Supplied text:
- - -

Deep DivesDevice Fingerprinting

Device Fingerprinting

One-line relationship: C7 — deriving a stable device identity from browser and hardware signals, feeding into risk decisioning (C8) as one input among several, never as authentication on its own.

What it is

Every browser exposes a set of properties — user agent, installed fonts, screen resolution and colour depth, timezone, language, WebGL/canvas rendering quirks, hardware concurrency — that vary across devices but aren’t individually unique to any one device. Device fingerprinting combines many of these weak, individually-common signals into a single, reasonably stable identifier that tends to persist across sessions even without cookies, because it’s derived from the device’s actual characteristics rather than anything stored on it.

ThreatMetrix (the incumbent vendor in this space, referenced throughout the Atlas) does this at scale: fingerprint plus a global reputation network — has this device, this fingerprint, this combination of signals been seen in fraud before, anywhere in the network, not just on this bank’s own site.

- - -

Material supplied:
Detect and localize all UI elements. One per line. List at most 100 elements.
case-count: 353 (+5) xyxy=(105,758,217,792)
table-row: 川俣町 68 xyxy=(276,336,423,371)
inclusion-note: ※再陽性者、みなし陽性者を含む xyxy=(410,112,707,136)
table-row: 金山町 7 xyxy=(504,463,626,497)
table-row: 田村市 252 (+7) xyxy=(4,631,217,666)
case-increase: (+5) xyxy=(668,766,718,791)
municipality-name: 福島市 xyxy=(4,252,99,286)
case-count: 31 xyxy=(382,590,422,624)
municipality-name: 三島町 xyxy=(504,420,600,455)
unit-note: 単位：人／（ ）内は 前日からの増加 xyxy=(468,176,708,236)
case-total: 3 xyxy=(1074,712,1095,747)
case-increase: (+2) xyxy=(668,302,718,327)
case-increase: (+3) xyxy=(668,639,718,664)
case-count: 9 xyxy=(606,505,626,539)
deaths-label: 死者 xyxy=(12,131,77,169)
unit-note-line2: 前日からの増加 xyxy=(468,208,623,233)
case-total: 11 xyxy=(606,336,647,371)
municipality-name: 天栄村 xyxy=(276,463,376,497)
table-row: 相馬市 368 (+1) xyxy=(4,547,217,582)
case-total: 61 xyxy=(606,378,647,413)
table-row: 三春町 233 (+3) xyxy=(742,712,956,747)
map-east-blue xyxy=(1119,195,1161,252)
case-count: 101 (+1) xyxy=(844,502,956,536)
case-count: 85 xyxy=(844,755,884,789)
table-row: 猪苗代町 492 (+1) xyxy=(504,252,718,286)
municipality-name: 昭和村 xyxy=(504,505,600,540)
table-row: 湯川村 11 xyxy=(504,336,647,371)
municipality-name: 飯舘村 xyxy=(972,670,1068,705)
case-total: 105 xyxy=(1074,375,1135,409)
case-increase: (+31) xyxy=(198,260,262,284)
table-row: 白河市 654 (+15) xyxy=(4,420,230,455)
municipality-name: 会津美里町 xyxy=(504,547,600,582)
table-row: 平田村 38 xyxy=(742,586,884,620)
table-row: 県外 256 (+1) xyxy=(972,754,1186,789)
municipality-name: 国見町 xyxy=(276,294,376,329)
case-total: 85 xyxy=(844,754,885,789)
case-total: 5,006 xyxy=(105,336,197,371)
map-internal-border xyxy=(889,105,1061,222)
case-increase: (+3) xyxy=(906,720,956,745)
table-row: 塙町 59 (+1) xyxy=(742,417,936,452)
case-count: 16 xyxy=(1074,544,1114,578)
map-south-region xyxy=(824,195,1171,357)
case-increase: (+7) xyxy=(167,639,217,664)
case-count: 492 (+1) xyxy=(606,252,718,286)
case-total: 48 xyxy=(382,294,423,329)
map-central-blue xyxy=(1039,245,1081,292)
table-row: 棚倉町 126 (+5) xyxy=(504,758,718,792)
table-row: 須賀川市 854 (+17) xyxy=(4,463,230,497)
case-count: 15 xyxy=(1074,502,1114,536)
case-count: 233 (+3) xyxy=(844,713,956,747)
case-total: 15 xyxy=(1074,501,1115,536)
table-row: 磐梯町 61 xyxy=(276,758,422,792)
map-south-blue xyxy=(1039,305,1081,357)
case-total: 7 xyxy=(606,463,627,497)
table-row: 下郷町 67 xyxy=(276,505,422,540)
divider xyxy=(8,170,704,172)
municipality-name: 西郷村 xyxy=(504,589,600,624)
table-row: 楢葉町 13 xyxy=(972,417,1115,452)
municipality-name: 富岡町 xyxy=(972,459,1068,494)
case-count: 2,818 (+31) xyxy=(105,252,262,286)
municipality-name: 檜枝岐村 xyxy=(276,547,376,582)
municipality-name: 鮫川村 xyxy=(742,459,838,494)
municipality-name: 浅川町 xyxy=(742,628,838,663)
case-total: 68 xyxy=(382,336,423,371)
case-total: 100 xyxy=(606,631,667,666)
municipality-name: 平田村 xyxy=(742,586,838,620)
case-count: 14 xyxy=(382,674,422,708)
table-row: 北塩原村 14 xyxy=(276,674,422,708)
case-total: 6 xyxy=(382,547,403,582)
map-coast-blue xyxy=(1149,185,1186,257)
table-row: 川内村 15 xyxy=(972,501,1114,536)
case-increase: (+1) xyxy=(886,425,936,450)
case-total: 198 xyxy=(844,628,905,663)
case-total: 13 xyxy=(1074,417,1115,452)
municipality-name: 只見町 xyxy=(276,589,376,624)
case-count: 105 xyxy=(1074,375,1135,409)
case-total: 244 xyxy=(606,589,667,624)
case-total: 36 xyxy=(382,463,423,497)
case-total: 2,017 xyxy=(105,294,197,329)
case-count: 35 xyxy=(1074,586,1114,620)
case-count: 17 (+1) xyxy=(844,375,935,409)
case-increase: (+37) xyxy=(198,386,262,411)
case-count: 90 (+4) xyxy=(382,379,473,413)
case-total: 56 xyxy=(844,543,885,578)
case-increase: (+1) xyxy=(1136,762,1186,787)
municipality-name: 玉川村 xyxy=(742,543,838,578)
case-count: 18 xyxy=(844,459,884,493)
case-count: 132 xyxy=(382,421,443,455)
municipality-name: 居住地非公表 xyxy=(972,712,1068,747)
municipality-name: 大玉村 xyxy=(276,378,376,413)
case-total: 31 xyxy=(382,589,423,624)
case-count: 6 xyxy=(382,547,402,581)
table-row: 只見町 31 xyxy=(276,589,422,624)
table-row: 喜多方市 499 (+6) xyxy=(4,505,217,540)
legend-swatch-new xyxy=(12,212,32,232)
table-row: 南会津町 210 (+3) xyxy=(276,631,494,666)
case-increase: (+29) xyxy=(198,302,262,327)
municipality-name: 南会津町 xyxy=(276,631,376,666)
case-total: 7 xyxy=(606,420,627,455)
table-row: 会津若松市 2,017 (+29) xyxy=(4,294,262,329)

- - -

Required work:
[A] Answer these from the text on device fingerprinting, one answer per line:
(i) Into what does device fingerprinting feed, and under what code?
(ii) Why does the identifier tend to persist across sessions without cookies?
(iii) What does ThreatMetrix pair with the fingerprint?
[B] Write the next part of the device fingerprinting text, picking up after its final sentence.

Responses by item number:
[A]
(i) Risk decisioning, C8.
(ii) It is derived from the device's actual characteristics rather than anything stored on it.
(iii) A global reputation network.

[B]
Try it — a non-invasive demo

The accuracy/privacy tension

The more entropy a fingerprint collects, the more uniquely identifying it becomes — and the more it starts to resemble tracking a user did not consent to, rather than securing an account they did. Canvas and WebGL rendering fingerprints in particular are contentious precisely because they’re highly identifying and largely invisible to the user; some browsers (Safari, Firefox in strict mode) now actively randomize these outputs specifically to defeat fingerprinting. A production device-intelligence deployment has to navigate this tension deliberately — collecting enough signal to be useful for fraud detection, without crossing into surveillance the user never agreed to, and with a lawful basis that holds up under GDPR (see Standards & Compliance).

What to take to the client

Device fingerprinting is a real, useful signal — but it’s probabilistic, degrades as browsers actively fight it, and it’s one input to C8’s risk decision, not a gate on its own. Treat a fingerprint match as “this looks like a device we’ve seen,” not “this is proven to be that device” — the difference matters when a false positive means locking out a genuine customer.